### SOURCE EXTRACT
========

Being semi-productive
It somehow seems like a long time since I enjoyed school and felt really good at it. I mean, you never LIKE school when you're younger, but I remember when I used to feel smart. And then hormones and insecurity kicked in, and there were boys to moon over and sleepovers. . .eh, you get the picture. Life more frenzied and complicated, and school was just some hoops to jump through.
Today was maybe the first day, in many years, that I felt like I was smart and productive and worthy of being paid to go to school.
I went in to lab the night before to read a paper or two for class on Monday. Came in early (8AM, peh, I know, not that early, for you maybe) and two more papers in the morning, paid attention in my Path 750 class, where the professor actually used the word "Pimp" during a lecture on the immune system. Participated in discussion in the next class. Had a wonderful lunch with friends, where we kindof laid out what the week might be like, from a social standpoint, and thought about where to focus good vibes this week.
Then back to lab to wait for Ned to call from Hawaii to discuss two more papers I was to read. It's something we've established since Ned is in Hawaii for a couple more months, and it will help me get settled into the system I'll be doing research on. Last week, I felt like I did a really mediocre job discussing papers. In my reading, I focused on all the wrong things, and breezed over the important points that Ned asked questions about. But THIS week, I knew what to look for. Ned asked alot of tough questions that I actually fired back correct answers for, like the difference between strain ESR1 and ES114, or how I thought something should work. I was just beaming when I hung up the phone.
Went to my kickboxin' fitness class (I'm the only one who leans low on my kicks, so I feel special), then hopped a bus home to take a shower and eat dinner and actually see Dave. I'm really glad we aren't all pissed off at eachother. Gives me somebody to call names.

========

### DATA EXCERPTS

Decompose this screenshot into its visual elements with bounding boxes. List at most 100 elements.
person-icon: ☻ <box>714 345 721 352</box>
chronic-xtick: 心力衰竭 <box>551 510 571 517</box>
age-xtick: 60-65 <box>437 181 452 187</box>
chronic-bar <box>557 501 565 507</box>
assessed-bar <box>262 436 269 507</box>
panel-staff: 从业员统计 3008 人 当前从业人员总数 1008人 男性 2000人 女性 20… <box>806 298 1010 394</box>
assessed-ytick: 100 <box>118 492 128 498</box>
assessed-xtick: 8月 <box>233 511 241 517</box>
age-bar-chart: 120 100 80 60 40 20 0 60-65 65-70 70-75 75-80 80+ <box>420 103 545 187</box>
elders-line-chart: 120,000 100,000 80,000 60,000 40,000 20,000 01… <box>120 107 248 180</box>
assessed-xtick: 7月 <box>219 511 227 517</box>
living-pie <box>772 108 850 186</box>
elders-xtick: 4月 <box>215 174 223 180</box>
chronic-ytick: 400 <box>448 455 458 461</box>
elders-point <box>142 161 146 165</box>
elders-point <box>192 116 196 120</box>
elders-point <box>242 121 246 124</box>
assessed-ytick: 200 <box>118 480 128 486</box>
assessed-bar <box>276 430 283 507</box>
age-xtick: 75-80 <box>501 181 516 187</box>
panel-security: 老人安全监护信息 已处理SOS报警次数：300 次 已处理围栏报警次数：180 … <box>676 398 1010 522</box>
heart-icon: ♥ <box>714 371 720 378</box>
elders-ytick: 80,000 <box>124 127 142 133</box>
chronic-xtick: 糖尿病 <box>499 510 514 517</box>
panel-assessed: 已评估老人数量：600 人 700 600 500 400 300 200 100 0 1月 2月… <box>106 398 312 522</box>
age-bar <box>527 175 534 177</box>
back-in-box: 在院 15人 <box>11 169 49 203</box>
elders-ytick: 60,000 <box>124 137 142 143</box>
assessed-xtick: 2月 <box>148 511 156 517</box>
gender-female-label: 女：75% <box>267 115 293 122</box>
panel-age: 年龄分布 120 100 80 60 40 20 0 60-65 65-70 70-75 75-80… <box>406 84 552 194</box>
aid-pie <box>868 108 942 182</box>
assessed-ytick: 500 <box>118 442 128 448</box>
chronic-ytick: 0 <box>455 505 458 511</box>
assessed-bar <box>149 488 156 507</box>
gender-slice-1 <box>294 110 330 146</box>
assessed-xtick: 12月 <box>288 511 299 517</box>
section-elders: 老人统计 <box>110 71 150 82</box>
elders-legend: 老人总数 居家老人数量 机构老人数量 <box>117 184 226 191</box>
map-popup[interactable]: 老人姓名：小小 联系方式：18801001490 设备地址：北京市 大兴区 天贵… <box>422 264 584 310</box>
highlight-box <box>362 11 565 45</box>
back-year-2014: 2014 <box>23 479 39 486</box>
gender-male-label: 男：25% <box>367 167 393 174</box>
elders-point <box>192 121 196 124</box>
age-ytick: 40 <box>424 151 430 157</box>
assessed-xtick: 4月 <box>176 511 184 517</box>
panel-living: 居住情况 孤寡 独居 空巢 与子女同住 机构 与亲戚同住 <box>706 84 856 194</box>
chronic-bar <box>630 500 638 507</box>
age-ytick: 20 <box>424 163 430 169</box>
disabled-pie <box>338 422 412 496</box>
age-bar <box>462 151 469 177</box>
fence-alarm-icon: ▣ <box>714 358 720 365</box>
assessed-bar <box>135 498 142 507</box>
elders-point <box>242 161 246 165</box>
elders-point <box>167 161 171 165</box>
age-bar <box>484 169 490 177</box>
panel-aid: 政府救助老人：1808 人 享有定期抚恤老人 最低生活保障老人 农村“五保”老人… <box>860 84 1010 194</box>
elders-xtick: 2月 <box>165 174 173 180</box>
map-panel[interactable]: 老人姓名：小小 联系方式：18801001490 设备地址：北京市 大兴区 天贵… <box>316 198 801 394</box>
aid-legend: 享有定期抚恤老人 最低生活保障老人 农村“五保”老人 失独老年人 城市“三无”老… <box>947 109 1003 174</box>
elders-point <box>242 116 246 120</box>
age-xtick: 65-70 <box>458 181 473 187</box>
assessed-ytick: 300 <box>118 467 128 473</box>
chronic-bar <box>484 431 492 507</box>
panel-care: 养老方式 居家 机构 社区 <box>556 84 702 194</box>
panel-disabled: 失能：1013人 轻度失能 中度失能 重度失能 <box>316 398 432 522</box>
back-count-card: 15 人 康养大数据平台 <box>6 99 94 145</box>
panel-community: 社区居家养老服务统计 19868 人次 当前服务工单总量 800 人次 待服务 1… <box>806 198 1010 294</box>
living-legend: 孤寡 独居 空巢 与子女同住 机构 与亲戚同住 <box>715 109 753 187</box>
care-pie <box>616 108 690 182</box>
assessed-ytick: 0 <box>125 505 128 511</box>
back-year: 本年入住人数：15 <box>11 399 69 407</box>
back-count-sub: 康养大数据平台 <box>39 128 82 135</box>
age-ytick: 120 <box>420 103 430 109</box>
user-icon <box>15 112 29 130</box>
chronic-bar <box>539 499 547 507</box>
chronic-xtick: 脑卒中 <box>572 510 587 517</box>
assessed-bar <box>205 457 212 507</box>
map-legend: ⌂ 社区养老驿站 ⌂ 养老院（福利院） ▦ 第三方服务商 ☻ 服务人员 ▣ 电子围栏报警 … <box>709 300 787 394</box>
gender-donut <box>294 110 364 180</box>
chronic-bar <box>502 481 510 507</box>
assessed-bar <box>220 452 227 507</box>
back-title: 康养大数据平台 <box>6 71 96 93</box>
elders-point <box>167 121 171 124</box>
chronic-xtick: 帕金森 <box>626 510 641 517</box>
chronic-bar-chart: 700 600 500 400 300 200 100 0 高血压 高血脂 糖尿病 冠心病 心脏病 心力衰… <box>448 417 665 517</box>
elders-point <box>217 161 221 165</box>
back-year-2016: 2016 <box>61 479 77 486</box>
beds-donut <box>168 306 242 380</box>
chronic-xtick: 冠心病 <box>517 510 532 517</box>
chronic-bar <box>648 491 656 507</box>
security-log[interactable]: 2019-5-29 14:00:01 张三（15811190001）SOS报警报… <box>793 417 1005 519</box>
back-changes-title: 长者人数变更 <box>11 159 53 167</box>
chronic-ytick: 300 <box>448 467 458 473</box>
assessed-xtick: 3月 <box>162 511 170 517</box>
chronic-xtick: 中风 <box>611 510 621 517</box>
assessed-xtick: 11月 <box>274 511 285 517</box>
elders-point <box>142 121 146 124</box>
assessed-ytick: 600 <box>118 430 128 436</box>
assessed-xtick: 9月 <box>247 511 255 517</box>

========

### REQUESTS
a) In the blog post on being semi-productive, which two strains did Ned ask the writer to tell apart?
b) Retype the stretch of the blog post from "Went to my kickboxin'" through "to call names.".

### WRITTEN RESPONSES
a) ESR1 and ES114.

b)
Went to my kickboxin' fitness class (I'm the only one who leans low on my kicks, so I feel special), then hopped a bus home to take a shower and eat dinner and actually see Dave. I'm really glad we aren't all pissed off at eachother. Gives me somebody to call names.